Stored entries
--- BEGIN ---

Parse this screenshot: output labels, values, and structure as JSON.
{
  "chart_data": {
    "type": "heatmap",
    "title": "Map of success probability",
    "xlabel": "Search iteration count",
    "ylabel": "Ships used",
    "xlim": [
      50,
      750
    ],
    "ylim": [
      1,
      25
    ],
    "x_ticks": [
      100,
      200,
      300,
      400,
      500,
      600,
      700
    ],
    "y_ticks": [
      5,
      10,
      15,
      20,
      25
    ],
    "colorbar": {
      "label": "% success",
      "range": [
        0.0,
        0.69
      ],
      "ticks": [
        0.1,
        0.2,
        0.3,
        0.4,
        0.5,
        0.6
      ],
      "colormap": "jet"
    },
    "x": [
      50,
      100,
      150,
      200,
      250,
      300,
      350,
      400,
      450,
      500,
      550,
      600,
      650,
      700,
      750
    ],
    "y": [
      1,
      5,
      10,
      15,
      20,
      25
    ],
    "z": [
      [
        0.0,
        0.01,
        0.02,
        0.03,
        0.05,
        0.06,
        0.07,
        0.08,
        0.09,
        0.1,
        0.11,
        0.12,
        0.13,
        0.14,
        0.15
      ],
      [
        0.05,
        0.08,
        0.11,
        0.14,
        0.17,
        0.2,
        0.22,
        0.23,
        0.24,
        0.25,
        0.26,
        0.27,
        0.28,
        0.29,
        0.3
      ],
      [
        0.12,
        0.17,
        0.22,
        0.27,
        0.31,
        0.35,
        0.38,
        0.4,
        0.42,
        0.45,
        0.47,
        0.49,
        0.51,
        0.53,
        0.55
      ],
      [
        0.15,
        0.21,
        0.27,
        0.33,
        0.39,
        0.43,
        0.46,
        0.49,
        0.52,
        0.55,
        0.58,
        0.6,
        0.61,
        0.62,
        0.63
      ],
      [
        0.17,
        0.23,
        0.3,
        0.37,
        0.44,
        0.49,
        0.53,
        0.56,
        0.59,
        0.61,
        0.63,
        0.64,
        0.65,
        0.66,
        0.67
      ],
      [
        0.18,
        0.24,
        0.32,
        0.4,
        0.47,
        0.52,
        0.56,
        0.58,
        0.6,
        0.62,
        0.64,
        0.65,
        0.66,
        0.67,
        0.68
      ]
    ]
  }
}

--- END ---

**Written task:** Set down the listing in full, keeping every word exactly as it is.

**Answer to the exercise:**
Parse this screenshot: output labels, values, and structure as JSON.
{
  "chart_data": {
    "type": "heatmap",
    "title": "Map of success probability",
    "xlabel": "Search iteration count",
    "ylabel": "Ships used",
    "xlim": [
      50,
      750
    ],
    "ylim": [
      1,
      25
    ],
    "x_ticks": [
      100,
      200,
      300,
      400,
      500,
      600,
      700
    ],
    "y_ticks": [
      5,
      10,
      15,
      20,
      25
    ],
    "colorbar": {
      "label": "% success",
      "range": [
        0.0,
        0.69
      ],
      "ticks": [
        0.1,
        0.2,
        0.3,
        0.4,
        0.5,
        0.6
      ],
      "colormap": "jet"
    },
    "x": [
      50,
      100,
      150,
      200,
      250,
      300,
      350,
      400,
      450,
      500,
      550,
      600,
      650,
      700,
      750
    ],
    "y": [
      1,
      5,
      10,
      15,
      20,
      25
    ],
    "z": [
      [
        0.0,
        0.01,
        0.02,
        0.03,
        0.05,
        0.06,
        0.07,
        0.08,
        0.09,
        0.1,
        0.11,
        0.12,
        0.13,
        0.14,
        0.15
      ],
      [
        0.05,
        0.08,
        0.11,
        0.14,
        0.17,
        0.2,
        0.22,
        0.23,
        0.24,
        0.25,
        0.26,
        0.27,
        0.28,
        0.29,
        0.3
      ],
      [
        0.12,
        0.17,
        0.22,
        0.27,
        0.31,
        0.35,
        0.38,
        0.4,
        0.42,
        0.45,
        0.47,
        0.49,
        0.51,
        0.53,
        0.55
      ],
      [
        0.15,
        0.21,
        0.27,
        0.33,
        0.39,
        0.43,
        0.46,
        0.49,
        0.52,
        0.55,
        0.58,
        0.6,
        0.61,
        0.62,
        0.63
      ],
      [
        0.17,
        0.23,
        0.3,
        0.37,
        0.44,
        0.49,
        0.53,
        0.56,
        0.59,
        0.61,
        0.63,
        0.64,
        0.65,
        0.66,
        0.67
      ],
      [
        0.18,
        0.24,
        0.32,
        0.4,
        0.47,
        0.52,
        0.56,
        0.58,
        0.6,
        0.62,
        0.64,
        0.65,
        0.66,
        0.67,
        0.68
      ]
    ]
  }
}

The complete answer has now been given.